Brief: Exclude the pictures, then repeat the remaining data exactly.

Stored records:
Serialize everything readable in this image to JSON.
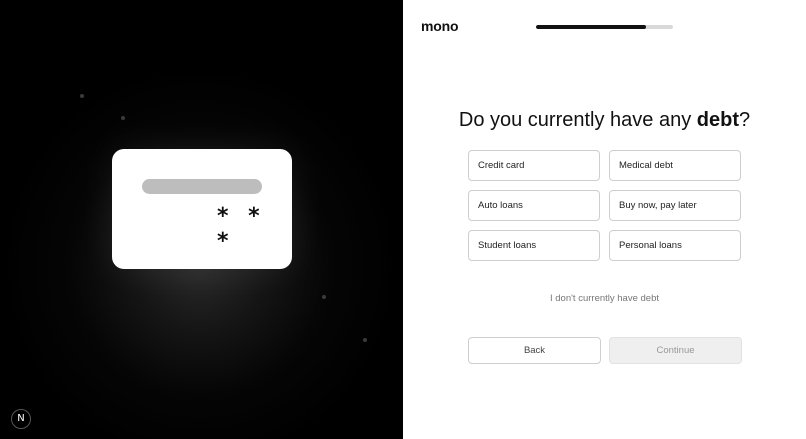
{
  "illustration": {
    "card_masked_number": "* * *"
  },
  "badge": {
    "label": "N"
  },
  "header": {
    "logo": "mono",
    "progress": 0.8
  },
  "question": {
    "prefix": "Do you currently have any ",
    "emphasis": "debt",
    "suffix": "?"
  },
  "options": [
    {
      "label": "Credit card"
    },
    {
      "label": "Medical debt"
    },
    {
      "label": "Auto loans"
    },
    {
      "label": "Buy now, pay later"
    },
    {
      "label": "Student loans"
    },
    {
      "label": "Personal loans"
    }
  ],
  "no_debt_link": "I don't currently have debt",
  "buttons": {
    "back": "Back",
    "continue": "Continue"
  }
}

Problem solution:
Serialize everything readable in this image to JSON.
{
  "illustration": {
    "card_masked_number": "* * *"
  },
  "badge": {
    "label": "N"
  },
  "header": {
    "logo": "mono",
    "progress": 0.8
  },
  "question": {
    "prefix": "Do you currently have any ",
    "emphasis": "debt",
    "suffix": "?"
  },
  "options": [
    {
      "label": "Credit card"
    },
    {
      "label": "Medical debt"
    },
    {
      "label": "Auto loans"
    },
    {
      "label": "Buy now, pay later"
    },
    {
      "label": "Student loans"
    },
    {
      "label": "Personal loans"
    }
  ],
  "no_debt_link": "I don't currently have debt",
  "buttons": {
    "back": "Back",
    "continue": "Continue"
  }
}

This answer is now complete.